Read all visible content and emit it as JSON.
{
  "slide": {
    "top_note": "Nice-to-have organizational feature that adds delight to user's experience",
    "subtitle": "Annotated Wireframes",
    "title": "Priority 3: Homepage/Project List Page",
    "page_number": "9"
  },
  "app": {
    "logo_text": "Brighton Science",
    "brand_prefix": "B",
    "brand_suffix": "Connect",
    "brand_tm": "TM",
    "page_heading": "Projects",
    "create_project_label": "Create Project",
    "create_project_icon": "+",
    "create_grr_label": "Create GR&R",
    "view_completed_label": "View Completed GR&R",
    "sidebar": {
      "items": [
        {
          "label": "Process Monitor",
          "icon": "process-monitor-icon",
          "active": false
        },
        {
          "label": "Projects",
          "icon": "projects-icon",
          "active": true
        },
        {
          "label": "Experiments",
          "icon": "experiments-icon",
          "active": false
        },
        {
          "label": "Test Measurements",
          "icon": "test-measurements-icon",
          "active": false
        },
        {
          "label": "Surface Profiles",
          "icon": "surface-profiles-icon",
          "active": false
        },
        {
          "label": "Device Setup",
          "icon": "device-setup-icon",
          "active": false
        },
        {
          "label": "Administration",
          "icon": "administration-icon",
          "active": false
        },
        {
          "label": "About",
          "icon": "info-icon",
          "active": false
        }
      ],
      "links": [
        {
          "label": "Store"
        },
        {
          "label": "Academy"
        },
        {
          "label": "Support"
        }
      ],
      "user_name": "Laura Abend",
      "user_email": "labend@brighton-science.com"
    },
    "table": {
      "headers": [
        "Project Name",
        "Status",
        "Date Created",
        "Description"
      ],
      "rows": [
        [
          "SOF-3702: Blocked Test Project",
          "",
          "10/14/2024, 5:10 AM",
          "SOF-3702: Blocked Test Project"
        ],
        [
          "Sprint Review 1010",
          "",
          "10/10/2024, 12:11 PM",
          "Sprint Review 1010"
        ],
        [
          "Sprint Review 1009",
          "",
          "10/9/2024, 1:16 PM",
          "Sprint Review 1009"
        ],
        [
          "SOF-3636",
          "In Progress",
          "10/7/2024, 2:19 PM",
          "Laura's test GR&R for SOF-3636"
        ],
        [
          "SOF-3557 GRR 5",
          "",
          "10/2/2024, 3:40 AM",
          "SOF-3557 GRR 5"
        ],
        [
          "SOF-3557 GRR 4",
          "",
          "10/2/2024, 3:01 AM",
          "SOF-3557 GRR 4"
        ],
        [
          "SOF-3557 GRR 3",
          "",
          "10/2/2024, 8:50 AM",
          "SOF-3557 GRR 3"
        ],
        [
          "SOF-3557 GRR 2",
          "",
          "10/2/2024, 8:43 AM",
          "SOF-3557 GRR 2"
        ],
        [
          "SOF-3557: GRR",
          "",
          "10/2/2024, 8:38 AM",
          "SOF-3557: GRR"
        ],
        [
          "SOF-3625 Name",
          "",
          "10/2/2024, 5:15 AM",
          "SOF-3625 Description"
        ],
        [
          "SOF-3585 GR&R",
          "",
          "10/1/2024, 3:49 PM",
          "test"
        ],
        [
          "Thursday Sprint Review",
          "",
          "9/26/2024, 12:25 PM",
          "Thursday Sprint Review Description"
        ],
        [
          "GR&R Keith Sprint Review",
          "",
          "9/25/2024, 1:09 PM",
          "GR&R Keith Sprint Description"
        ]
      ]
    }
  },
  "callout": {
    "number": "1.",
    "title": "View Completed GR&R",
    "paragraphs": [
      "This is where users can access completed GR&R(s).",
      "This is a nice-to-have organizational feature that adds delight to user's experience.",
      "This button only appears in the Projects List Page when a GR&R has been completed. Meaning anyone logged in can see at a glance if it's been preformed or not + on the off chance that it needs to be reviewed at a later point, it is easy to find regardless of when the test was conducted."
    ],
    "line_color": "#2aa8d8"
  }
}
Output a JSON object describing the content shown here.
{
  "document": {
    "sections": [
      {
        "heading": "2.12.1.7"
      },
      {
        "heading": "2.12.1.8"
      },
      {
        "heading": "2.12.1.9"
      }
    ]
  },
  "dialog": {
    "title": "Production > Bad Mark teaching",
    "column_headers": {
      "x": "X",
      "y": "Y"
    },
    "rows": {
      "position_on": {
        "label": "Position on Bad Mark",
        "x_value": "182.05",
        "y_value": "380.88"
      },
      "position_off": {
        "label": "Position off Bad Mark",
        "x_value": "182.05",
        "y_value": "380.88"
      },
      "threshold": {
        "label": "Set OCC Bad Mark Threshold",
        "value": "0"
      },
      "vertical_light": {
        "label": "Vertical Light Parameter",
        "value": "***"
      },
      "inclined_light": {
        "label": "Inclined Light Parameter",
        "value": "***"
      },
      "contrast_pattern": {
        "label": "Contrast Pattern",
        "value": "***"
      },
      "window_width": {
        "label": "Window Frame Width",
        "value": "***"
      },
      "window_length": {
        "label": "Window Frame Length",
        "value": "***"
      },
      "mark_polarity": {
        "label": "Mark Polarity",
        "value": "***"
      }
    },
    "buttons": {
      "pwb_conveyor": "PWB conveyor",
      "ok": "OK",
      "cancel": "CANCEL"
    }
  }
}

◆ THE TASK
Only lines that contain the word "Thursday" are wanted; copy each of them.

◆ RESULT OF THE TASK
          "Thursday Sprint Review",
          "Thursday Sprint Review Description"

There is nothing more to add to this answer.